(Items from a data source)
╭──

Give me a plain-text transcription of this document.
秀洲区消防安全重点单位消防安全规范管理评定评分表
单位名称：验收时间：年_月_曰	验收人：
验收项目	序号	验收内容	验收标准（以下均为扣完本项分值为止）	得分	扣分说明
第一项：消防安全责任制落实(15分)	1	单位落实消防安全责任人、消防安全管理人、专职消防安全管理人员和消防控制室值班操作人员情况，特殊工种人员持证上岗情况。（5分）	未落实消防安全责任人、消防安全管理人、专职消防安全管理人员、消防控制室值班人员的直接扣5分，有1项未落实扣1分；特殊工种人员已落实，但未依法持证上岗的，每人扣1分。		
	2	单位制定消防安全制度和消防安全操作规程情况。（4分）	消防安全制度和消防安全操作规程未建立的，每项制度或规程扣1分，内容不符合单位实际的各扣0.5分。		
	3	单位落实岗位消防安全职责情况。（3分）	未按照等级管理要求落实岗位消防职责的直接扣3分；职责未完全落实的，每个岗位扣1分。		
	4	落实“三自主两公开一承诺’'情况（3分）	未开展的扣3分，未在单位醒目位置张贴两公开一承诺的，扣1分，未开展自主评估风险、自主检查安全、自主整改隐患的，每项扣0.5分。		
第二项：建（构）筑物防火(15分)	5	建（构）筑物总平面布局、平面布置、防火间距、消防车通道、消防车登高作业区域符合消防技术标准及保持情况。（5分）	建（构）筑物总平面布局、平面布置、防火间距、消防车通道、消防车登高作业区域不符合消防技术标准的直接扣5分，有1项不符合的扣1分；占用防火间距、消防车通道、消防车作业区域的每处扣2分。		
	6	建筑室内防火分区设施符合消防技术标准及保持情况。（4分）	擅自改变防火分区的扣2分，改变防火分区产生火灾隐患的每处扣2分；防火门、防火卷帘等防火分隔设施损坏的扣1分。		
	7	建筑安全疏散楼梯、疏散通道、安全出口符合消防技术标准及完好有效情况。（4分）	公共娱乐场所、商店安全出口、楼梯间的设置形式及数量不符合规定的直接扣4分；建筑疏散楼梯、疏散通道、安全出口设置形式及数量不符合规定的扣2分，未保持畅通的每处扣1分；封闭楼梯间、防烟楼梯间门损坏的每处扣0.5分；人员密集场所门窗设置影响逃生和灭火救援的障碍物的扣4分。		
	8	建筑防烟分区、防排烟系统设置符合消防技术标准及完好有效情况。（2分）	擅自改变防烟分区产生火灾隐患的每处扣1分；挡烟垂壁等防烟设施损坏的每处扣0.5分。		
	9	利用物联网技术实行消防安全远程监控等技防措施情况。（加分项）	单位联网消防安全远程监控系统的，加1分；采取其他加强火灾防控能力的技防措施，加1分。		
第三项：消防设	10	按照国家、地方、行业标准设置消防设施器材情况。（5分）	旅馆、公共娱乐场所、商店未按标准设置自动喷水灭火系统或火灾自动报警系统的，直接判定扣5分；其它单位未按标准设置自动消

╰──

Using the exact wording, write out all of the records.

Give me a plain-text transcription of this document.
秀洲区消防安全重点单位消防安全规范管理评定评分表
单位名称：验收时间：年_月_曰	验收人：
验收项目	序号	验收内容	验收标准（以下均为扣完本项分值为止）	得分	扣分说明
第一项：消防安全责任制落实(15分)	1	单位落实消防安全责任人、消防安全管理人、专职消防安全管理人员和消防控制室值班操作人员情况，特殊工种人员持证上岗情况。（5分）	未落实消防安全责任人、消防安全管理人、专职消防安全管理人员、消防控制室值班人员的直接扣5分，有1项未落实扣1分；特殊工种人员已落实，但未依法持证上岗的，每人扣1分。		
	2	单位制定消防安全制度和消防安全操作规程情况。（4分）	消防安全制度和消防安全操作规程未建立的，每项制度或规程扣1分，内容不符合单位实际的各扣0.5分。		
	3	单位落实岗位消防安全职责情况。（3分）	未按照等级管理要求落实岗位消防职责的直接扣3分；职责未完全落实的，每个岗位扣1分。		
	4	落实“三自主两公开一承诺’'情况（3分）	未开展的扣3分，未在单位醒目位置张贴两公开一承诺的，扣1分，未开展自主评估风险、自主检查安全、自主整改隐患的，每项扣0.5分。		
第二项：建（构）筑物防火(15分)	5	建（构）筑物总平面布局、平面布置、防火间距、消防车通道、消防车登高作业区域符合消防技术标准及保持情况。（5分）	建（构）筑物总平面布局、平面布置、防火间距、消防车通道、消防车登高作业区域不符合消防技术标准的直接扣5分，有1项不符合的扣1分；占用防火间距、消防车通道、消防车作业区域的每处扣2分。		
	6	建筑室内防火分区设施符合消防技术标准及保持情况。（4分）	擅自改变防火分区的扣2分，改变防火分区产生火灾隐患的每处扣2分；防火门、防火卷帘等防火分隔设施损坏的扣1分。		
	7	建筑安全疏散楼梯、疏散通道、安全出口符合消防技术标准及完好有效情况。（4分）	公共娱乐场所、商店安全出口、楼梯间的设置形式及数量不符合规定的直接扣4分；建筑疏散楼梯、疏散通道、安全出口设置形式及数量不符合规定的扣2分，未保持畅通的每处扣1分；封闭楼梯间、防烟楼梯间门损坏的每处扣0.5分；人员密集场所门窗设置影响逃生和灭火救援的障碍物的扣4分。		
	8	建筑防烟分区、防排烟系统设置符合消防技术标准及完好有效情况。（2分）	擅自改变防烟分区产生火灾隐患的每处扣1分；挡烟垂壁等防烟设施损坏的每处扣0.5分。		
	9	利用物联网技术实行消防安全远程监控等技防措施情况。（加分项）	单位联网消防安全远程监控系统的，加1分；采取其他加强火灾防控能力的技防措施，加1分。		
第三项：消防设	10	按照国家、地方、行业标准设置消防设施器材情况。（5分）	旅馆、公共娱乐场所、商店未按标准设置自动喷水灭火系统或火灾自动报警系统的，直接判定扣5分；其它单位未按标准设置自动消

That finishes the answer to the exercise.